#### [Given problem]
Check every line below for the word "title" and copy the ones that have it.

____

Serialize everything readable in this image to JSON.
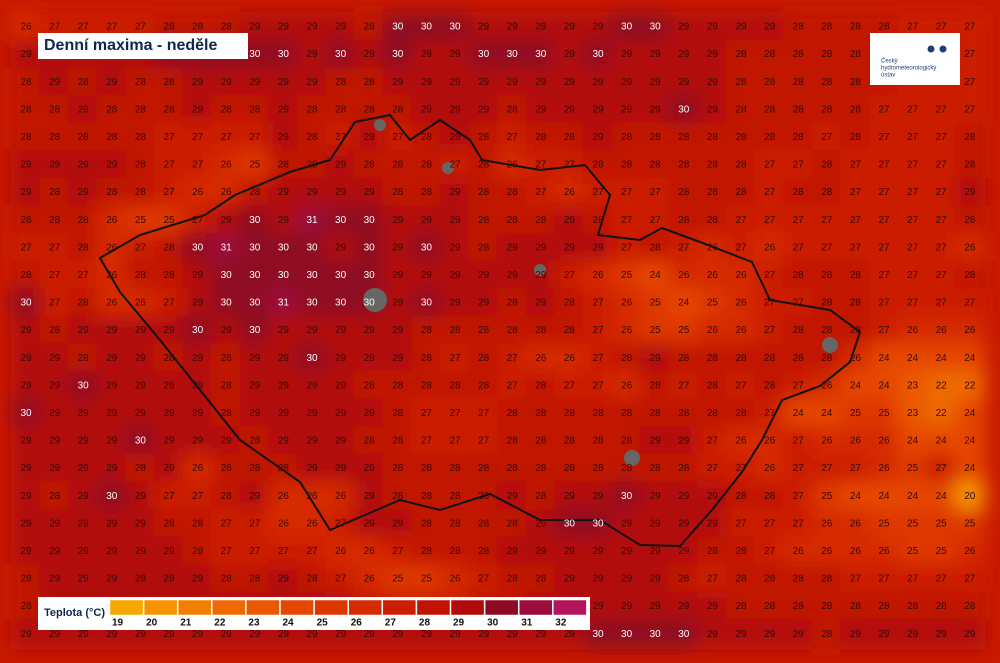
{
  "title": "Denní maxima - neděle",
  "logo": {
    "lines": [
      "Český",
      "hydrometeorologický",
      "ústav"
    ]
  },
  "grid": {
    "rows": [
      [
        26,
        27,
        27,
        27,
        27,
        28,
        28,
        28,
        29,
        29,
        29,
        29,
        28,
        30,
        30,
        30,
        29,
        29,
        29,
        29,
        29,
        30,
        30,
        29,
        29,
        29,
        29,
        28,
        28,
        28,
        28,
        27,
        27,
        27
      ],
      [
        29,
        29,
        29,
        29,
        29,
        30,
        30,
        30,
        30,
        30,
        29,
        30,
        29,
        30,
        29,
        29,
        30,
        30,
        30,
        29,
        30,
        29,
        29,
        29,
        29,
        28,
        28,
        28,
        28,
        28,
        28,
        27,
        27,
        27
      ],
      [
        28,
        29,
        28,
        29,
        28,
        28,
        29,
        29,
        29,
        29,
        29,
        28,
        28,
        29,
        29,
        29,
        29,
        29,
        29,
        29,
        29,
        29,
        29,
        29,
        29,
        28,
        28,
        28,
        28,
        28,
        28,
        27,
        27,
        27
      ],
      [
        28,
        28,
        29,
        28,
        28,
        28,
        29,
        28,
        28,
        29,
        28,
        28,
        28,
        28,
        29,
        29,
        29,
        28,
        29,
        29,
        29,
        29,
        29,
        30,
        29,
        28,
        28,
        28,
        28,
        28,
        27,
        27,
        27,
        27
      ],
      [
        28,
        28,
        28,
        28,
        28,
        27,
        27,
        27,
        27,
        29,
        28,
        27,
        29,
        27,
        28,
        29,
        28,
        27,
        28,
        28,
        29,
        28,
        28,
        28,
        28,
        28,
        28,
        28,
        27,
        28,
        27,
        27,
        27,
        28
      ],
      [
        29,
        29,
        29,
        29,
        28,
        27,
        27,
        26,
        25,
        28,
        28,
        29,
        28,
        28,
        28,
        27,
        28,
        26,
        27,
        27,
        28,
        28,
        28,
        28,
        28,
        28,
        27,
        27,
        28,
        27,
        27,
        27,
        27,
        28
      ],
      [
        29,
        28,
        29,
        28,
        28,
        27,
        26,
        26,
        28,
        29,
        29,
        29,
        29,
        28,
        28,
        29,
        28,
        28,
        27,
        26,
        27,
        27,
        27,
        28,
        28,
        28,
        27,
        28,
        28,
        27,
        27,
        27,
        27,
        29
      ],
      [
        28,
        28,
        28,
        26,
        25,
        25,
        27,
        29,
        30,
        29,
        31,
        30,
        30,
        29,
        29,
        29,
        28,
        28,
        28,
        29,
        28,
        27,
        27,
        28,
        28,
        27,
        27,
        27,
        27,
        27,
        27,
        27,
        27,
        28
      ],
      [
        27,
        27,
        28,
        26,
        27,
        28,
        30,
        31,
        30,
        30,
        30,
        29,
        30,
        29,
        30,
        29,
        28,
        29,
        29,
        29,
        29,
        27,
        28,
        27,
        26,
        27,
        26,
        27,
        27,
        27,
        27,
        27,
        27,
        26
      ],
      [
        28,
        27,
        27,
        26,
        28,
        28,
        29,
        30,
        30,
        30,
        30,
        30,
        30,
        29,
        29,
        29,
        29,
        29,
        29,
        27,
        26,
        25,
        24,
        26,
        26,
        26,
        27,
        28,
        28,
        28,
        27,
        27,
        27,
        28
      ],
      [
        30,
        27,
        28,
        26,
        26,
        27,
        29,
        30,
        30,
        31,
        30,
        30,
        30,
        29,
        30,
        29,
        29,
        28,
        29,
        28,
        27,
        26,
        25,
        24,
        25,
        26,
        27,
        27,
        28,
        28,
        27,
        27,
        27,
        27
      ],
      [
        29,
        28,
        29,
        29,
        29,
        29,
        30,
        29,
        30,
        29,
        29,
        29,
        29,
        29,
        28,
        28,
        28,
        28,
        28,
        28,
        27,
        26,
        25,
        25,
        26,
        26,
        27,
        28,
        28,
        28,
        27,
        26,
        26,
        26
      ],
      [
        29,
        29,
        28,
        29,
        29,
        28,
        29,
        28,
        29,
        29,
        30,
        29,
        29,
        29,
        28,
        27,
        28,
        27,
        26,
        26,
        27,
        28,
        29,
        28,
        28,
        28,
        28,
        28,
        28,
        26,
        24,
        24,
        24,
        24
      ],
      [
        29,
        29,
        30,
        29,
        29,
        29,
        29,
        28,
        29,
        29,
        29,
        29,
        28,
        28,
        28,
        28,
        28,
        27,
        28,
        27,
        27,
        26,
        28,
        27,
        28,
        27,
        28,
        27,
        26,
        24,
        24,
        23,
        22,
        22
      ],
      [
        30,
        29,
        29,
        29,
        29,
        29,
        29,
        28,
        29,
        29,
        29,
        29,
        29,
        28,
        27,
        27,
        27,
        28,
        28,
        28,
        28,
        28,
        28,
        28,
        28,
        28,
        27,
        24,
        24,
        25,
        25,
        23,
        22,
        24
      ],
      [
        29,
        29,
        29,
        29,
        30,
        29,
        29,
        29,
        28,
        29,
        29,
        29,
        28,
        28,
        27,
        27,
        27,
        28,
        28,
        28,
        28,
        28,
        29,
        29,
        27,
        26,
        26,
        27,
        26,
        26,
        26,
        24,
        24,
        24
      ],
      [
        29,
        29,
        29,
        29,
        28,
        29,
        26,
        28,
        28,
        28,
        29,
        29,
        29,
        28,
        28,
        28,
        28,
        28,
        28,
        28,
        28,
        28,
        28,
        28,
        27,
        27,
        26,
        27,
        27,
        27,
        26,
        25,
        27,
        24
      ],
      [
        29,
        28,
        29,
        30,
        29,
        27,
        27,
        28,
        29,
        26,
        26,
        26,
        29,
        28,
        28,
        28,
        28,
        29,
        28,
        29,
        29,
        30,
        29,
        29,
        29,
        28,
        28,
        27,
        25,
        24,
        24,
        24,
        24,
        20
      ],
      [
        29,
        29,
        29,
        29,
        29,
        28,
        28,
        27,
        27,
        26,
        26,
        27,
        29,
        29,
        28,
        28,
        28,
        28,
        29,
        30,
        30,
        29,
        29,
        29,
        29,
        27,
        27,
        27,
        26,
        26,
        25,
        25,
        25,
        25
      ],
      [
        29,
        29,
        29,
        29,
        29,
        29,
        28,
        27,
        27,
        27,
        27,
        26,
        26,
        27,
        28,
        28,
        28,
        29,
        29,
        29,
        29,
        29,
        29,
        29,
        28,
        28,
        27,
        26,
        26,
        26,
        26,
        25,
        25,
        26
      ],
      [
        28,
        29,
        29,
        29,
        29,
        29,
        29,
        28,
        28,
        29,
        28,
        27,
        26,
        25,
        25,
        26,
        27,
        28,
        28,
        29,
        29,
        29,
        29,
        28,
        27,
        28,
        28,
        28,
        28,
        27,
        27,
        27,
        27,
        27
      ],
      [
        28,
        29,
        29,
        29,
        29,
        29,
        29,
        29,
        29,
        29,
        29,
        29,
        28,
        27,
        27,
        27,
        28,
        28,
        29,
        29,
        29,
        29,
        29,
        29,
        29,
        28,
        28,
        28,
        28,
        28,
        28,
        28,
        28,
        28
      ],
      [
        29,
        29,
        29,
        29,
        29,
        29,
        29,
        29,
        29,
        29,
        29,
        29,
        29,
        29,
        29,
        29,
        29,
        29,
        29,
        29,
        30,
        30,
        30,
        30,
        29,
        29,
        29,
        29,
        28,
        29,
        29,
        29,
        29,
        29
      ]
    ]
  },
  "legend": {
    "title": "Teplota (°C)",
    "labels": [
      19,
      20,
      21,
      22,
      23,
      24,
      25,
      26,
      27,
      28,
      29,
      30,
      31,
      32
    ],
    "colors": [
      "#f7a800",
      "#f59400",
      "#f28000",
      "#ee6a00",
      "#ea5800",
      "#e54600",
      "#de3700",
      "#d62a00",
      "#cc1e00",
      "#c11300",
      "#b20a0a",
      "#8e0a22",
      "#9d0c3a",
      "#b3145a"
    ]
  }
}
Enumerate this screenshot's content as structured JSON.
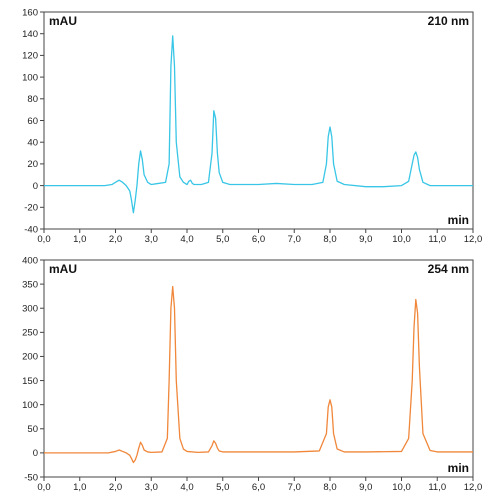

____

#### [Worked answer]
  "title": "Denní maxima - neděle",
    "title": "Teplota (°C)",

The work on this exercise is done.